### Listed entries
┄┄┄┄┄┄┄┄┄┄┄┄┄┄┄┄┄┄┄┄

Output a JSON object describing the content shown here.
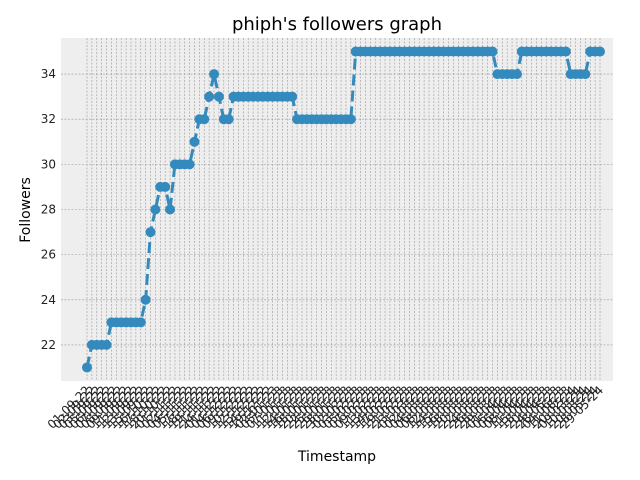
{
  "chart_data": {
    "type": "line",
    "title": "phiph's followers graph",
    "xlabel": "Timestamp",
    "ylabel": "Followers",
    "ylim": [
      20.4,
      35.6
    ],
    "yticks": [
      22,
      24,
      26,
      28,
      30,
      32,
      34
    ],
    "grid": true,
    "line_style": "dashed",
    "marker": "circle",
    "colors": {
      "series": "#348abd",
      "plot_background": "#eeeeee",
      "grid": "#999999"
    },
    "x_tick_labels_partial": [
      "01-09-22",
      "02-09-22",
      "03-09-22",
      "05-09-22",
      "06-09-22",
      "07-09-22",
      "08-09-22",
      "09-09-22",
      "11-09-22",
      "12-09-22",
      "13-09-22",
      "15-09-22",
      "16-10-22",
      "17-10-22",
      "18-10-22",
      "20-10-22",
      "01-11-22",
      "02-11-22",
      "04-11-22",
      "05-11-22",
      "17-11-22",
      "18-11-22",
      "19-11-22",
      "21-11-22",
      "24-11-22",
      "01-12-22",
      "04-12-22",
      "06-12-22",
      "09-12-22",
      "10-12-22",
      "12-12-22",
      "13-12-22",
      "14-12-22",
      "19-12-22",
      "02-01-23",
      "05-01-23",
      "07-01-23",
      "11-01-23",
      "12-01-23",
      "14-01-23",
      "16-01-23",
      "18-01-23",
      "20-01-23",
      "22-01-23",
      "25-01-23",
      "26-01-23",
      "28-01-23",
      "30-01-23",
      "02-02-23",
      "03-02-23",
      "05-02-23",
      "07-02-23",
      "09-02-23",
      "11-02-23",
      "13-02-23",
      "14-02-23",
      "17-02-23",
      "19-02-23",
      "21-02-23",
      "23-02-23",
      "01-03-23",
      "02-03-23",
      "04-03-23",
      "06-03-23",
      "08-03-23",
      "12-03-23",
      "14-03-23",
      "15-03-23",
      "16-03-23",
      "18-03-23",
      "20-03-23",
      "22-03-23",
      "24-03-23",
      "26-03-23",
      "28-03-23",
      "29-03-23",
      "01-04-23",
      "05-04-23",
      "06-04-23",
      "08-04-23",
      "11-04-23",
      "15-04-23",
      "18-04-23",
      "20-04-23",
      "24-04-23",
      "28-05-23",
      "04-06-23",
      "11-08-23",
      "20-02-24",
      "09-03-24",
      "10-03-24",
      "20-03-24",
      "28-05-24",
      "29-05-24"
    ],
    "series": [
      {
        "values": [
          21,
          22,
          22,
          22,
          22,
          23,
          23,
          23,
          23,
          23,
          23,
          23,
          24,
          27,
          28,
          29,
          29,
          28,
          30,
          30,
          30,
          30,
          31,
          32,
          32,
          33,
          34,
          33,
          32,
          32,
          33,
          33,
          33,
          33,
          33,
          33,
          33,
          33,
          33,
          33,
          33,
          33,
          33,
          32,
          32,
          32,
          32,
          32,
          32,
          32,
          32,
          32,
          32,
          32,
          32,
          35,
          35,
          35,
          35,
          35,
          35,
          35,
          35,
          35,
          35,
          35,
          35,
          35,
          35,
          35,
          35,
          35,
          35,
          35,
          35,
          35,
          35,
          35,
          35,
          35,
          35,
          35,
          35,
          35,
          34,
          34,
          34,
          34,
          34,
          35,
          35,
          35,
          35,
          35,
          35,
          35,
          35,
          35,
          35,
          34,
          34,
          34,
          34,
          35,
          35,
          35
        ]
      }
    ]
  }
}
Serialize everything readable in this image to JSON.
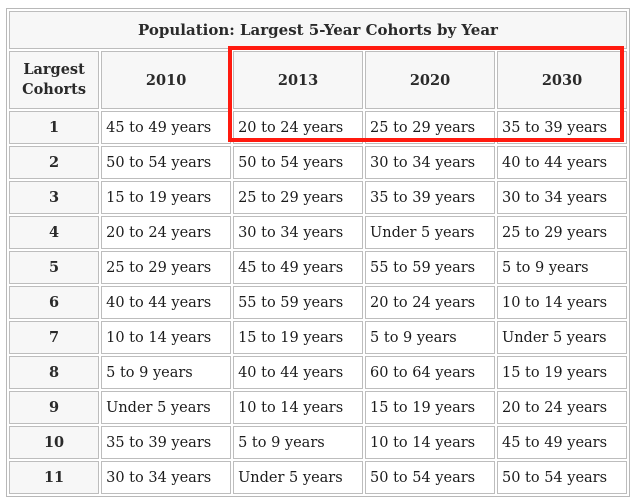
{
  "title": "Population: Largest 5-Year Cohorts by Year",
  "columns": [
    "Largest Cohorts",
    "2010",
    "2013",
    "2020",
    "2030"
  ],
  "rows": [
    {
      "rank": "1",
      "values": [
        "45 to 49 years",
        "20 to 24 years",
        "25 to 29 years",
        "35 to 39 years"
      ]
    },
    {
      "rank": "2",
      "values": [
        "50 to 54 years",
        "50 to 54 years",
        "30 to 34 years",
        "40 to 44 years"
      ]
    },
    {
      "rank": "3",
      "values": [
        "15 to 19 years",
        "25 to 29 years",
        "35 to 39 years",
        "30 to 34 years"
      ]
    },
    {
      "rank": "4",
      "values": [
        "20 to 24 years",
        "30 to 34 years",
        "Under 5 years",
        "25 to 29 years"
      ]
    },
    {
      "rank": "5",
      "values": [
        "25 to 29 years",
        "45 to 49 years",
        "55 to 59 years",
        "5 to 9 years"
      ]
    },
    {
      "rank": "6",
      "values": [
        "40 to 44 years",
        "55 to 59 years",
        "20 to 24 years",
        "10 to 14 years"
      ]
    },
    {
      "rank": "7",
      "values": [
        "10 to 14 years",
        "15 to 19 years",
        "5 to 9 years",
        "Under 5 years"
      ]
    },
    {
      "rank": "8",
      "values": [
        "5 to 9 years",
        "40 to 44 years",
        "60 to 64 years",
        "15 to 19 years"
      ]
    },
    {
      "rank": "9",
      "values": [
        "Under 5 years",
        "10 to 14 years",
        "15 to 19 years",
        "20 to 24 years"
      ]
    },
    {
      "rank": "10",
      "values": [
        "35 to 39 years",
        "5 to 9 years",
        "10 to 14 years",
        "45 to 49 years"
      ]
    },
    {
      "rank": "11",
      "values": [
        "30 to 34 years",
        "Under 5 years",
        "50 to 54 years",
        "50 to 54 years"
      ]
    }
  ],
  "highlight_color": "#ff1a0f"
}
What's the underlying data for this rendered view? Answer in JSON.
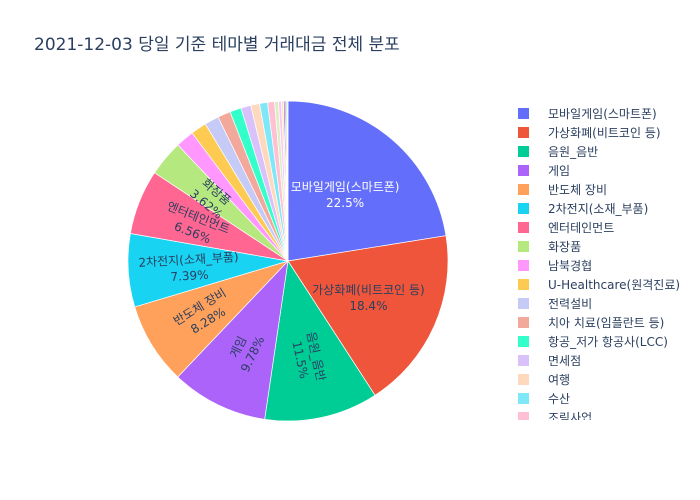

┄┄┄┄┄┄┄┄┄┄┄┄┄┄┄┄┄┄┄┄

### Problem to work on
Read the entries and select each line where the word "JSON" is found.

### Answer to this exercise
Output a JSON object describing the content shown here.
Serialize everything readable in this image to JSON.
What's the underlying data for this rendered view? Answer in JSON.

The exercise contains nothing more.